Saved entries
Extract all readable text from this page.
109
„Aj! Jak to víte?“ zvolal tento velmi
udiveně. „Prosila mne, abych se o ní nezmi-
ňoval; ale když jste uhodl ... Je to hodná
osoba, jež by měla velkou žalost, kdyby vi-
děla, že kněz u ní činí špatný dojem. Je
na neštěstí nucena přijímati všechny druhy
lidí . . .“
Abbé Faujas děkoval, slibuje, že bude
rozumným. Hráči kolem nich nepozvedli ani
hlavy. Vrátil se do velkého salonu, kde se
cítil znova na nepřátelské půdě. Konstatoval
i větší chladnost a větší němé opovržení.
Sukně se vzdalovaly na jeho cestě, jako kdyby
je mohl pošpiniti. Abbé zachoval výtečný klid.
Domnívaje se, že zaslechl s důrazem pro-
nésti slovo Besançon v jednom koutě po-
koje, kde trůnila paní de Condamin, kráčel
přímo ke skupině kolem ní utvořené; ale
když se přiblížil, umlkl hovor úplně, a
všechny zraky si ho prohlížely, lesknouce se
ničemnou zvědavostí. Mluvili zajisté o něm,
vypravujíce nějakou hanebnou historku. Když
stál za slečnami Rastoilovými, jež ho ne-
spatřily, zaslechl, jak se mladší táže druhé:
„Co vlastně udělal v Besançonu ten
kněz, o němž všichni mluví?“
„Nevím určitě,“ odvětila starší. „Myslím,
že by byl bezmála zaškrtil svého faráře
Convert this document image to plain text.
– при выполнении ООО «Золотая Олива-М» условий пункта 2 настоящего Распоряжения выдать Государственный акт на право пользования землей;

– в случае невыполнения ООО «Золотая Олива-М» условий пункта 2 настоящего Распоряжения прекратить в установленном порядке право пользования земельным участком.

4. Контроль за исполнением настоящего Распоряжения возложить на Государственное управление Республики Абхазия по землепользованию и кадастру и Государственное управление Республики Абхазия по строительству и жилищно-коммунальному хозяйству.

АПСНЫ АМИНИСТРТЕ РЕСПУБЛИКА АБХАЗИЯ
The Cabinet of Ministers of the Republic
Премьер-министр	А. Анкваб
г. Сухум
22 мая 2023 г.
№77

§ WHAT THE TASK ASKS:
State how many lines in the entries above include the word "text"; reply with the number alone.

§ RESPONSE FOR THIS EXERCISE:
2